■ THE REQUEST: In the material below, identify each line bearing the word "Scale". Reproduce those lines.

>> begin RAW DATA

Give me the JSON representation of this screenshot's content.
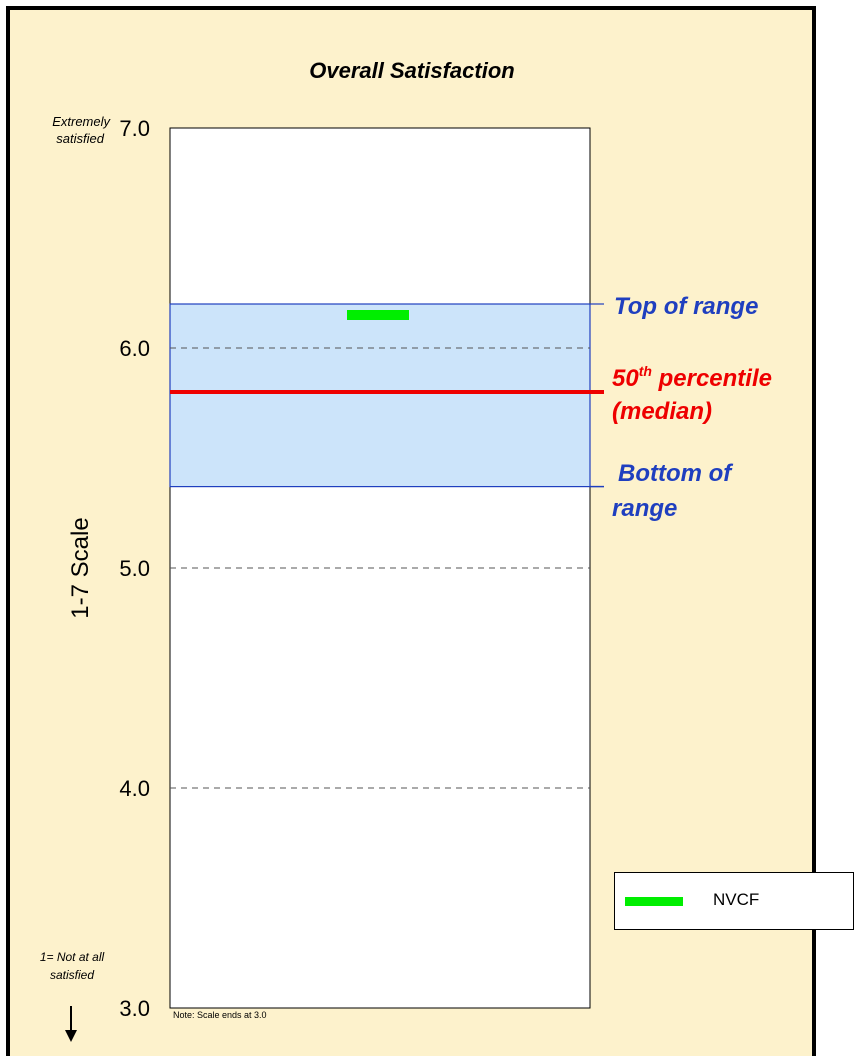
{
  "chart_data": {
    "type": "range-band",
    "title": "Overall Satisfaction",
    "ylabel": "1-7 Scale",
    "ylim": [
      3.0,
      7.0
    ],
    "yticks": [
      3.0,
      4.0,
      5.0,
      6.0,
      7.0
    ],
    "ytick_labels": [
      "3.0",
      "4.0",
      "5.0",
      "6.0",
      "7.0"
    ],
    "gridlines_dashed": [
      4.0,
      5.0,
      6.0
    ],
    "range": {
      "top": 6.2,
      "bottom": 5.37,
      "color": "#CCE4FA"
    },
    "median": {
      "value": 5.8,
      "color": "#EE0000"
    },
    "series": [
      {
        "name": "NVCF",
        "value": 6.15,
        "color": "#00EE00"
      }
    ],
    "annotations": {
      "top_label": "Extremely",
      "top_label_2": "satisfied",
      "bottom_label": "1= Not at all",
      "bottom_label_2": "satisfied",
      "note": "Note: Scale ends at 3.0",
      "top_of_range": "Top of range",
      "median_a": "50",
      "median_sup": "th",
      "median_b": " percentile",
      "median_c": "(median)",
      "bottom_of_range_1": "Bottom of",
      "bottom_of_range_2": "range"
    },
    "legend": {
      "placement": "bottom-right",
      "entries": [
        "NVCF"
      ]
    }
  }
}
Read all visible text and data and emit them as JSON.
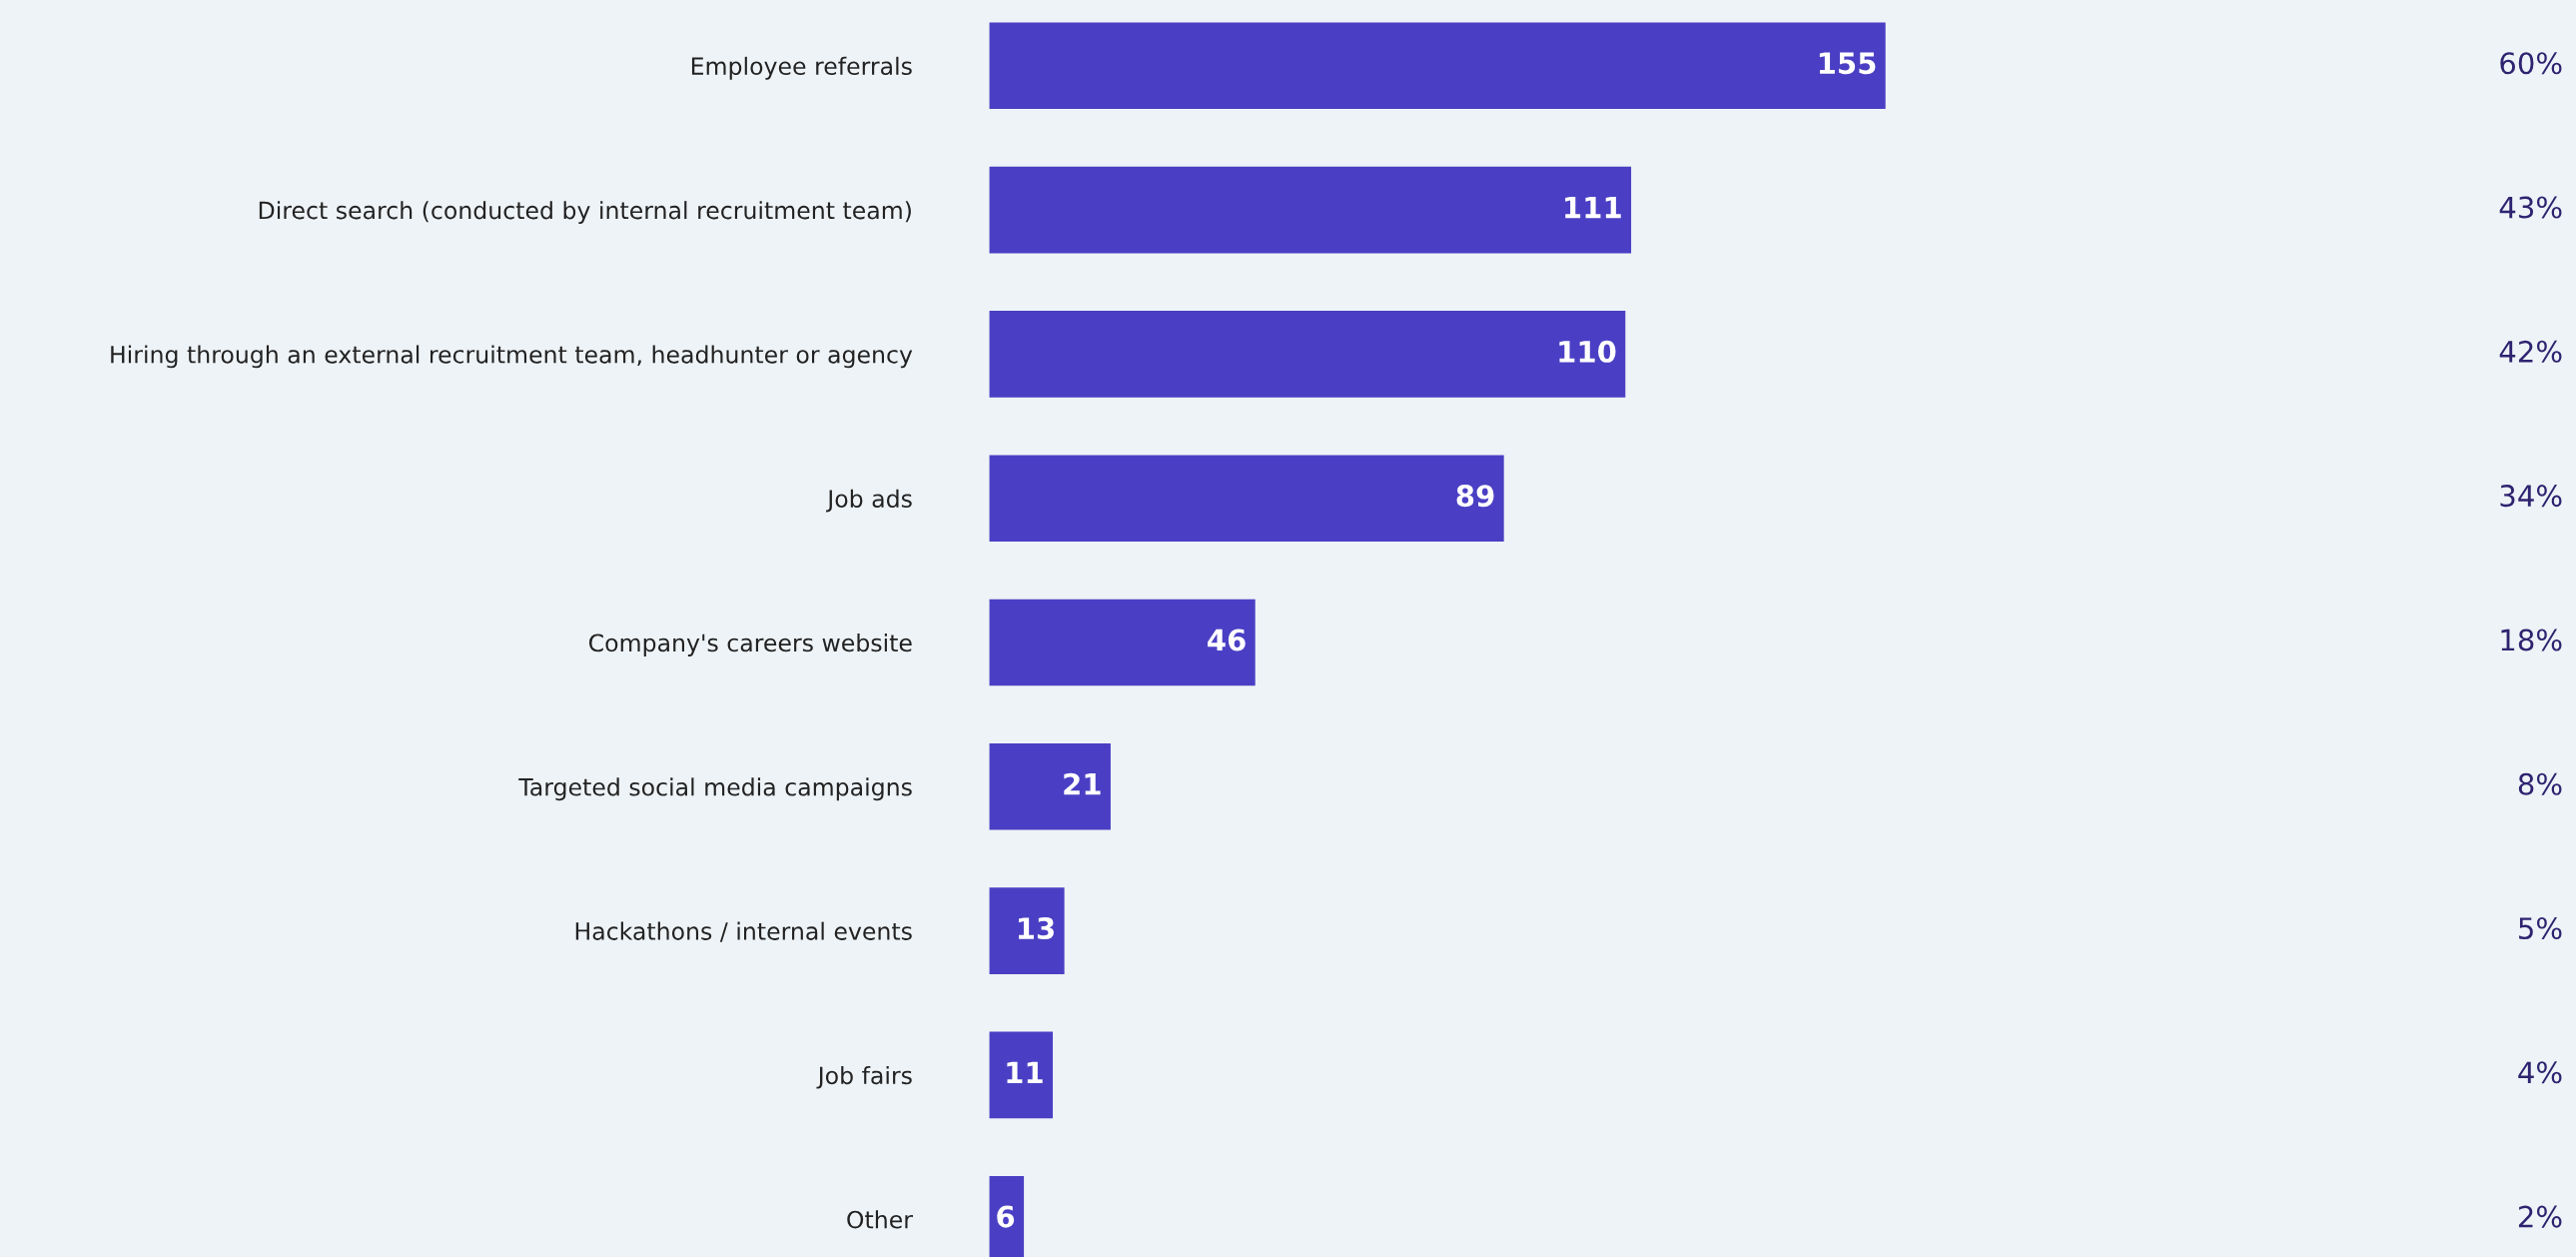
{
  "chart_data": {
    "type": "bar",
    "orientation": "horizontal",
    "categories": [
      "Employee referrals",
      "Direct search (conducted by internal recruitment team)",
      "Hiring through an external recruitment team, headhunter or agency",
      "Job ads",
      "Company's careers website",
      "Targeted social media campaigns",
      "Hackathons / internal events",
      "Job fairs",
      "Other"
    ],
    "values": [
      155,
      111,
      110,
      89,
      46,
      21,
      13,
      11,
      6
    ],
    "color": "#4a3fc4",
    "tick_labels": "y",
    "data_labels": true,
    "annotations": [
      "60%",
      "43%",
      "42%",
      "34%",
      "18%",
      "8%",
      "5%",
      "4%",
      "2%"
    ]
  }
}
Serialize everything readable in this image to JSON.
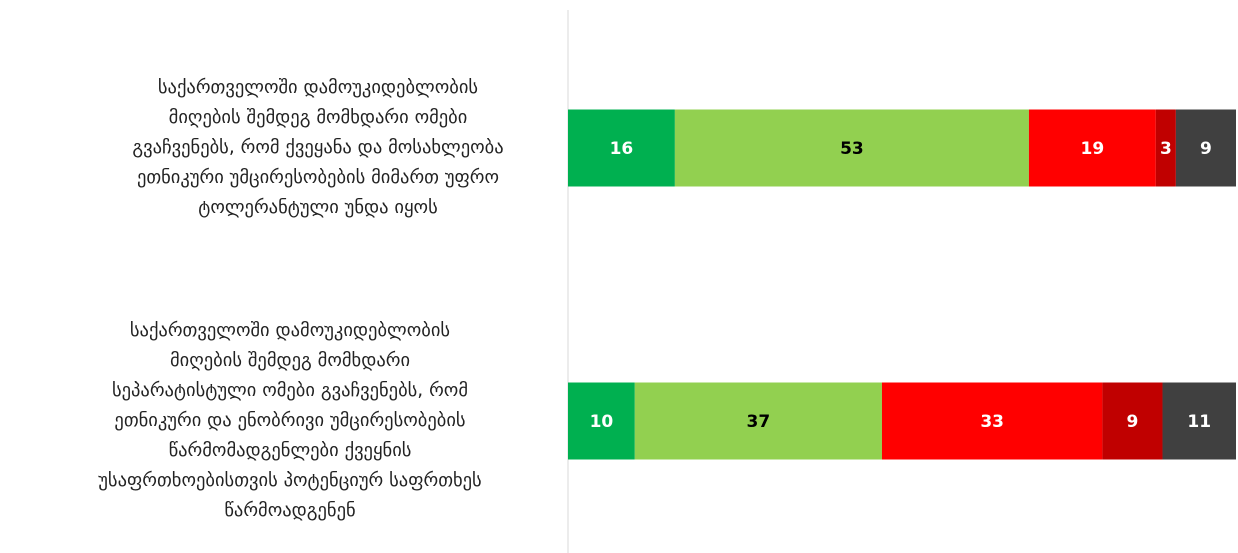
{
  "chart_data": {
    "type": "stacked-bar-horizontal",
    "categories": [
      "საქართველოში დამოუკიდებლობის\nმიღების შემდეგ მომხდარი ომები\nგვაჩვენებს, რომ ქვეყანა და მოსახლეობა\nეთნიკური უმცირესობების მიმართ უფრო\nტოლერანტული უნდა იყოს",
      "საქართველოში დამოუკიდებლობის\nმიღების შემდეგ მომხდარი\nსეპარატისტული ომები გვაჩვენებს, რომ\nეთნიკური და ენობრივი უმცირესობების\nწარმომადგენლები ქვეყნის\nუსაფრთხოებისთვის პოტენციურ საფრთხეს\nწარმოადგენენ"
    ],
    "series": [
      {
        "color": "#00b050",
        "values": [
          16,
          10
        ]
      },
      {
        "color": "#92d050",
        "values": [
          53,
          37
        ]
      },
      {
        "color": "#ff0000",
        "values": [
          19,
          33
        ]
      },
      {
        "color": "#c00000",
        "values": [
          3,
          9
        ]
      },
      {
        "color": "#404040",
        "values": [
          9,
          11
        ]
      }
    ],
    "xlim": [
      0,
      100
    ]
  }
}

>> end RAW DATA

■ IN RESPONSE:
    "ylabel": "1-7 Scale",
      "note": "Note: Scale ends at 3.0",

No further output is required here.